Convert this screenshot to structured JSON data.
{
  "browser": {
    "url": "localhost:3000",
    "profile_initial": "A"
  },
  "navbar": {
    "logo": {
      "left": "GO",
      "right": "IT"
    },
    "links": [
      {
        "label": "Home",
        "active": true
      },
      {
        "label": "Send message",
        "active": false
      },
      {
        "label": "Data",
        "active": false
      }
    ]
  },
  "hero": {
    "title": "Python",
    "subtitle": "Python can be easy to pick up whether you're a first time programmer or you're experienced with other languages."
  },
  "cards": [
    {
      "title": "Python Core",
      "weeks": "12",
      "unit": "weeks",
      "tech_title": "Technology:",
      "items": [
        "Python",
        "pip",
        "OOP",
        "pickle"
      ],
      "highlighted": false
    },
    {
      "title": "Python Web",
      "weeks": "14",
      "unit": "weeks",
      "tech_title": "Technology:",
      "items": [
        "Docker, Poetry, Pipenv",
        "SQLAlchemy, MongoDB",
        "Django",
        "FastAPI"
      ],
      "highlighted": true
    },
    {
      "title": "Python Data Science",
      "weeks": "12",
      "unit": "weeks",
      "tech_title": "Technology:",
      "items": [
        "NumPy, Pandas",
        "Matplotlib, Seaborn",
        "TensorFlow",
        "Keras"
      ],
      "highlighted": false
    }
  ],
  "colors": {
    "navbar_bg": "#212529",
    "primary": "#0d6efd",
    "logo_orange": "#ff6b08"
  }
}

######

§ **GOAL**
Repeat the material word for word, in full.

§ **WRITTEN ANSWER**
Convert this screenshot to structured JSON data.
{
  "browser": {
    "url": "localhost:3000",
    "profile_initial": "A"
  },
  "navbar": {
    "logo": {
      "left": "GO",
      "right": "IT"
    },
    "links": [
      {
        "label": "Home",
        "active": true
      },
      {
        "label": "Send message",
        "active": false
      },
      {
        "label": "Data",
        "active": false
      }
    ]
  },
  "hero": {
    "title": "Python",
    "subtitle": "Python can be easy to pick up whether you're a first time programmer or you're experienced with other languages."
  },
  "cards": [
    {
      "title": "Python Core",
      "weeks": "12",
      "unit": "weeks",
      "tech_title": "Technology:",
      "items": [
        "Python",
        "pip",
        "OOP",
        "pickle"
      ],
      "highlighted": false
    },
    {
      "title": "Python Web",
      "weeks": "14",
      "unit": "weeks",
      "tech_title": "Technology:",
      "items": [
        "Docker, Poetry, Pipenv",
        "SQLAlchemy, MongoDB",
        "Django",
        "FastAPI"
      ],
      "highlighted": true
    },
    {
      "title": "Python Data Science",
      "weeks": "12",
      "unit": "weeks",
      "tech_title": "Technology:",
      "items": [
        "NumPy, Pandas",
        "Matplotlib, Seaborn",
        "TensorFlow",
        "Keras"
      ],
      "highlighted": false
    }
  ],
  "colors": {
    "navbar_bg": "#212529",
    "primary": "#0d6efd",
    "logo_orange": "#ff6b08"
  }
}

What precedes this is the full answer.